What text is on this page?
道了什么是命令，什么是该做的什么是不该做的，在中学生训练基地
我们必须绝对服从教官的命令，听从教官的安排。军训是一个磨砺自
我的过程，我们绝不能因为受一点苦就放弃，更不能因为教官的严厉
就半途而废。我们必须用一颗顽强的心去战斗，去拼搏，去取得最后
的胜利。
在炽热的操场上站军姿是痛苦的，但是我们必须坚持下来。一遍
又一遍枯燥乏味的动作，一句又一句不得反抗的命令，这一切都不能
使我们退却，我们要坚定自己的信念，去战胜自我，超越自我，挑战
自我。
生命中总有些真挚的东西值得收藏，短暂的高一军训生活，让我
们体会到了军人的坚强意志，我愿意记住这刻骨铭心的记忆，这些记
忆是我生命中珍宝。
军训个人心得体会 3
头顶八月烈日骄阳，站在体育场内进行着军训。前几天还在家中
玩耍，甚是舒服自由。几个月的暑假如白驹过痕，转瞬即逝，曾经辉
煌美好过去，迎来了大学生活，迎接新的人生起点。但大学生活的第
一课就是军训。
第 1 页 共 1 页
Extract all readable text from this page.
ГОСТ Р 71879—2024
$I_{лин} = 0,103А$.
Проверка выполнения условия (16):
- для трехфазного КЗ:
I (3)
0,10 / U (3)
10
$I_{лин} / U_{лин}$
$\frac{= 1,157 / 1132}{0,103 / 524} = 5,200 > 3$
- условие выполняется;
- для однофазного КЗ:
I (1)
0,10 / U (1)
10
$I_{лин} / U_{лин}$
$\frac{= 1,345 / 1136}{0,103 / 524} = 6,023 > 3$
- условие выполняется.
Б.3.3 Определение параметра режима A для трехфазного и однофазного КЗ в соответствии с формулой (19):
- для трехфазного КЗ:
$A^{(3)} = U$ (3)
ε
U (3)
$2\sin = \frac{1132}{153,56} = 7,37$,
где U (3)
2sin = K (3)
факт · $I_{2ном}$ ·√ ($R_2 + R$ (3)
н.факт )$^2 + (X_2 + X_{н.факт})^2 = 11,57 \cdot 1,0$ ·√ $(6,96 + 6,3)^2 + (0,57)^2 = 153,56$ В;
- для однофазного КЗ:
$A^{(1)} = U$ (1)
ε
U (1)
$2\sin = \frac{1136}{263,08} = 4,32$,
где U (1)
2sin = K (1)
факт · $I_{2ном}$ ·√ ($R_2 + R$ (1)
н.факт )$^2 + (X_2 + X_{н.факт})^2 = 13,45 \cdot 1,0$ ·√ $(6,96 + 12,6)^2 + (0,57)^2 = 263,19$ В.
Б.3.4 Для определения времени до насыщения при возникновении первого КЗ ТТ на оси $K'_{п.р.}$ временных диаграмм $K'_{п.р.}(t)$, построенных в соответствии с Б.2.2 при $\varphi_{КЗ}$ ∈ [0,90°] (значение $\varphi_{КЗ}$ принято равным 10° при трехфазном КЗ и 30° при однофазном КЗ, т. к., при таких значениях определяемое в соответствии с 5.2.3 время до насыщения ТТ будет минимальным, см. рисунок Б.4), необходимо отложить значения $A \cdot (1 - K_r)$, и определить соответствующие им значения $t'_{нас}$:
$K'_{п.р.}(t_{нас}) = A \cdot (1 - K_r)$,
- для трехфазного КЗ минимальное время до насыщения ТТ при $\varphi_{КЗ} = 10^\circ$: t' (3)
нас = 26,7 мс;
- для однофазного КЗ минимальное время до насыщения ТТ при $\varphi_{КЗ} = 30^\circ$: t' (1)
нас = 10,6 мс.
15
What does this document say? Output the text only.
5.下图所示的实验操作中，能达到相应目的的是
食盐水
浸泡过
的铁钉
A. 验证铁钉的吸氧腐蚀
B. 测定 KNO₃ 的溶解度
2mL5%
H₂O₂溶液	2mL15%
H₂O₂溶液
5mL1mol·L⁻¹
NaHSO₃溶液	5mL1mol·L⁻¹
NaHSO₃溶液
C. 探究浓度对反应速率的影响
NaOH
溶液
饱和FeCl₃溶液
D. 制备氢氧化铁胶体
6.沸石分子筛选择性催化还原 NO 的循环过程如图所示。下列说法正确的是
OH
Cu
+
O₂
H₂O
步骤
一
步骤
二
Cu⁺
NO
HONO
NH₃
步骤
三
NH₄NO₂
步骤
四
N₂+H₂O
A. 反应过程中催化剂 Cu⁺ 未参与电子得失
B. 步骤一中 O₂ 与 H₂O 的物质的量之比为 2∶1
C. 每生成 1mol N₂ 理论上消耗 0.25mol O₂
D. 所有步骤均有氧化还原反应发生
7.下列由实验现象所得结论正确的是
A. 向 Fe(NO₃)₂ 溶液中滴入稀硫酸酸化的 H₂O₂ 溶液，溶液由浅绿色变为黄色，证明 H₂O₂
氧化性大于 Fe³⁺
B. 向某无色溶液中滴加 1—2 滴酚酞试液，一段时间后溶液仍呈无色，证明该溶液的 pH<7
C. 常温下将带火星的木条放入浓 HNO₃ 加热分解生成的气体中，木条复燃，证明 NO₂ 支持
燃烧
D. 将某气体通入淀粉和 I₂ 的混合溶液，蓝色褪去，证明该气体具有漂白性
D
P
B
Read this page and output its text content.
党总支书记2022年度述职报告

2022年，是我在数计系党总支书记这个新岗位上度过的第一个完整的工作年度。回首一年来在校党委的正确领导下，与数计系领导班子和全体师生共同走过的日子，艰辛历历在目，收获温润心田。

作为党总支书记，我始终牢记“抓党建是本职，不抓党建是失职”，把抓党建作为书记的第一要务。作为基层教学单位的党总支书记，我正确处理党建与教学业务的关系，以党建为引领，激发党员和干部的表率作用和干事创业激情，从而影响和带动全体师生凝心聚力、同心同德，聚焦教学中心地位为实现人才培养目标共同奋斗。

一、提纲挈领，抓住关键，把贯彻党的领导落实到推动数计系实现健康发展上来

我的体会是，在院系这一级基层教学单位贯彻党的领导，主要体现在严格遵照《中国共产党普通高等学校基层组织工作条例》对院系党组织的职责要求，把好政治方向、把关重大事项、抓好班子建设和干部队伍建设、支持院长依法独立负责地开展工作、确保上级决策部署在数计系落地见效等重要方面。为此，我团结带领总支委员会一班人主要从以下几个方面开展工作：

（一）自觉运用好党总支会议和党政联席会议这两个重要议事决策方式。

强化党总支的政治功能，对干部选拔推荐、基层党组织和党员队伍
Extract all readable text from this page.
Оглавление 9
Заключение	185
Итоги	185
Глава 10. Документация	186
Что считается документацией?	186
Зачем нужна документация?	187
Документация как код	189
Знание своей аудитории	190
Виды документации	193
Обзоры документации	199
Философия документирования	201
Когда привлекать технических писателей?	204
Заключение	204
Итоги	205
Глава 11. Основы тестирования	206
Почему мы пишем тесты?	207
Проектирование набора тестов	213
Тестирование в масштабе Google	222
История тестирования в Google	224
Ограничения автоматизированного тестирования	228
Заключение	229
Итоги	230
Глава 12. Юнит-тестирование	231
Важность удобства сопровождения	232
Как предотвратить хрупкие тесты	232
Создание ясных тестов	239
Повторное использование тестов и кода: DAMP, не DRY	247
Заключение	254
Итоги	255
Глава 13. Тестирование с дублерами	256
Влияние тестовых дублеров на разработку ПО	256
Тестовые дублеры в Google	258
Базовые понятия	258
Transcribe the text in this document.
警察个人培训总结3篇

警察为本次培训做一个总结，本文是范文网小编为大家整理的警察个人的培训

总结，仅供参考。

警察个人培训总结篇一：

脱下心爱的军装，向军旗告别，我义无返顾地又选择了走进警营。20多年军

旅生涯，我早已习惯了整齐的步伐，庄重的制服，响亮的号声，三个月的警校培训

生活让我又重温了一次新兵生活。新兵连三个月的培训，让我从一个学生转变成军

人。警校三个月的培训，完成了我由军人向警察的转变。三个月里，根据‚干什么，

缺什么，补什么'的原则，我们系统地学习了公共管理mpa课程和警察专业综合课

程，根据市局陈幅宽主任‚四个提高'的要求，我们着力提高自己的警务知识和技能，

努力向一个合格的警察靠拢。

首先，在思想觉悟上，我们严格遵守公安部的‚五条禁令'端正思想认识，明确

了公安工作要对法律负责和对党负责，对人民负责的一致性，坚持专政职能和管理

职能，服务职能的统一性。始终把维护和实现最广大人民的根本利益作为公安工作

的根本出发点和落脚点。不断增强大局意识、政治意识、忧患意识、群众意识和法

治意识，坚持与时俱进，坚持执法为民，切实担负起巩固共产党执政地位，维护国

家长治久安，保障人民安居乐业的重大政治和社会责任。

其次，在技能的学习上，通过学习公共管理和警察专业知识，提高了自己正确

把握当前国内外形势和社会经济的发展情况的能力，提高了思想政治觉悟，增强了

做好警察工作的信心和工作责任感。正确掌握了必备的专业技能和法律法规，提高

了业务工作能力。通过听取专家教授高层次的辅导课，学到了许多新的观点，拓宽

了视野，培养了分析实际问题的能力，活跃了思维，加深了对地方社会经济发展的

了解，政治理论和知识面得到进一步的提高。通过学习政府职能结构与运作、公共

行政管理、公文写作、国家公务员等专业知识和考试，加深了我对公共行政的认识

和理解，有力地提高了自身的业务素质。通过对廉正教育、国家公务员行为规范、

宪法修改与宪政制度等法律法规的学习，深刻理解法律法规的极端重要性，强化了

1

○ ○ ○ ○ ○

**Your goal**
Repeat word for word every line from the one that holds "Transcribe the text in this document." to the end. Both ends count.

**Task solution**
Transcribe the text in this document.
警察个人培训总结3篇

警察为本次培训做一个总结，本文是范文网小编为大家整理的警察个人的培训

总结，仅供参考。

警察个人培训总结篇一：

脱下心爱的军装，向军旗告别，我义无返顾地又选择了走进警营。20多年军

旅生涯，我早已习惯了整齐的步伐，庄重的制服，响亮的号声，三个月的警校培训

生活让我又重温了一次新兵生活。新兵连三个月的培训，让我从一个学生转变成军

人。警校三个月的培训，完成了我由军人向警察的转变。三个月里，根据‚干什么，

缺什么，补什么'的原则，我们系统地学习了公共管理mpa课程和警察专业综合课

程，根据市局陈幅宽主任‚四个提高'的要求，我们着力提高自己的警务知识和技能，

努力向一个合格的警察靠拢。

首先，在思想觉悟上，我们严格遵守公安部的‚五条禁令'端正思想认识，明确

了公安工作要对法律负责和对党负责，对人民负责的一致性，坚持专政职能和管理

职能，服务职能的统一性。始终把维护和实现最广大人民的根本利益作为公安工作

的根本出发点和落脚点。不断增强大局意识、政治意识、忧患意识、群众意识和法

治意识，坚持与时俱进，坚持执法为民，切实担负起巩固共产党执政地位，维护国

家长治久安，保障人民安居乐业的重大政治和社会责任。

其次，在技能的学习上，通过学习公共管理和警察专业知识，提高了自己正确

把握当前国内外形势和社会经济的发展情况的能力，提高了思想政治觉悟，增强了

做好警察工作的信心和工作责任感。正确掌握了必备的专业技能和法律法规，提高

了业务工作能力。通过听取专家教授高层次的辅导课，学到了许多新的观点，拓宽

了视野，培养了分析实际问题的能力，活跃了思维，加深了对地方社会经济发展的

了解，政治理论和知识面得到进一步的提高。通过学习政府职能结构与运作、公共

行政管理、公文写作、国家公务员等专业知识和考试，加深了我对公共行政的认识

和理解，有力地提高了自身的业务素质。通过对廉正教育、国家公务员行为规范、

宪法修改与宪政制度等法律法规的学习，深刻理解法律法规的极端重要性，强化了

1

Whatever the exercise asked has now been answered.